Available records -

::::::::::

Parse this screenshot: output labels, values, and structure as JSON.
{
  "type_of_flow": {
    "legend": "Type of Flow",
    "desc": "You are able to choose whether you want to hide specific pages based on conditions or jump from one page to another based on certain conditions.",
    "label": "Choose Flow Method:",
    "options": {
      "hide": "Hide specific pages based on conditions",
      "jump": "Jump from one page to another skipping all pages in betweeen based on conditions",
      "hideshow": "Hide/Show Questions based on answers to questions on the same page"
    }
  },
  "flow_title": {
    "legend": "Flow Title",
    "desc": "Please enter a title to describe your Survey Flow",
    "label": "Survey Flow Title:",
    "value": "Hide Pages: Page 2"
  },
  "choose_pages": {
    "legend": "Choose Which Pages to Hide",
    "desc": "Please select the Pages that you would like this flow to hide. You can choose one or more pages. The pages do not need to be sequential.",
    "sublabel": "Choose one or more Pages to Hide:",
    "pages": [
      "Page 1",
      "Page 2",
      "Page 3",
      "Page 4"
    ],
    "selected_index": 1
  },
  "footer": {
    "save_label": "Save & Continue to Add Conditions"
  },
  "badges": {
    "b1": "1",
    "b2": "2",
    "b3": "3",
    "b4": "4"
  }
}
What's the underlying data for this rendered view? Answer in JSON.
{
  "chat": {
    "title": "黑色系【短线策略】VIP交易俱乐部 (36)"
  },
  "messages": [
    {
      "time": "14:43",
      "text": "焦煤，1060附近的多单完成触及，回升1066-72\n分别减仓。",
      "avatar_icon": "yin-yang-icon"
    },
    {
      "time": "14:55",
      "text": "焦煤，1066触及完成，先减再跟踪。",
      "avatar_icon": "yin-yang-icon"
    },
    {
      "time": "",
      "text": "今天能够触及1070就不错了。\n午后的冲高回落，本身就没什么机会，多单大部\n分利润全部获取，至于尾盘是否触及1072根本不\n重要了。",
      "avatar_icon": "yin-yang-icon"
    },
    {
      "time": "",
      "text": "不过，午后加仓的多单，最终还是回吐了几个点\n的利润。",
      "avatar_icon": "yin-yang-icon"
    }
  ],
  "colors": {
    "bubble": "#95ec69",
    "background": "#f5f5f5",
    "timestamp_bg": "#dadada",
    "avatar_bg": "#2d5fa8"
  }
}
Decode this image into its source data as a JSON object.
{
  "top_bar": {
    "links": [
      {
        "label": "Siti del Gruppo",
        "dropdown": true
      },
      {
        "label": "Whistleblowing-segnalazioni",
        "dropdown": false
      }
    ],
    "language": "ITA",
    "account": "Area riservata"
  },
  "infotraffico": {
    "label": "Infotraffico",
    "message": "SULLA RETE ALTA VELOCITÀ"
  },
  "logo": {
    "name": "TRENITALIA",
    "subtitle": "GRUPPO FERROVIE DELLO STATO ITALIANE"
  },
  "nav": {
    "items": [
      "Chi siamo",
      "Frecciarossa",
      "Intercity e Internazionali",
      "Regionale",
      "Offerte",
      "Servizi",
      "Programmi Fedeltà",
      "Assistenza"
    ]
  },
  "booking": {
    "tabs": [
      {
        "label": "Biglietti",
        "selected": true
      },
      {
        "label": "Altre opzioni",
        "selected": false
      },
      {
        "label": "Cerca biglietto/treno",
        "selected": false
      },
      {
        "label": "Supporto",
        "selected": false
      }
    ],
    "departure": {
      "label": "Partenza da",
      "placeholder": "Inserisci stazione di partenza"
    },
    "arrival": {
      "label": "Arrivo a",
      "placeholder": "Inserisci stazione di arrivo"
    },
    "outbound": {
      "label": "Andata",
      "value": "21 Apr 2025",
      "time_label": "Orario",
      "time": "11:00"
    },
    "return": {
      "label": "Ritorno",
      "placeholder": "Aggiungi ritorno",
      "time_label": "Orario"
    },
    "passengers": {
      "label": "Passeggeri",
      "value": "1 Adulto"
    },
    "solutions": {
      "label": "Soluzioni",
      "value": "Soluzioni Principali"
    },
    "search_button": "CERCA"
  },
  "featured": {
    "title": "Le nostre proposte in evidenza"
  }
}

::::::::::

Written task - Read through the entries and copy each line in which "more" appears.

Problem solution -
    "desc": "Please select the Pages that you would like this flow to hide. You can choose one or more pages. The pages do not need to be sequential.",
    "sublabel": "Choose one or more Pages to Hide:",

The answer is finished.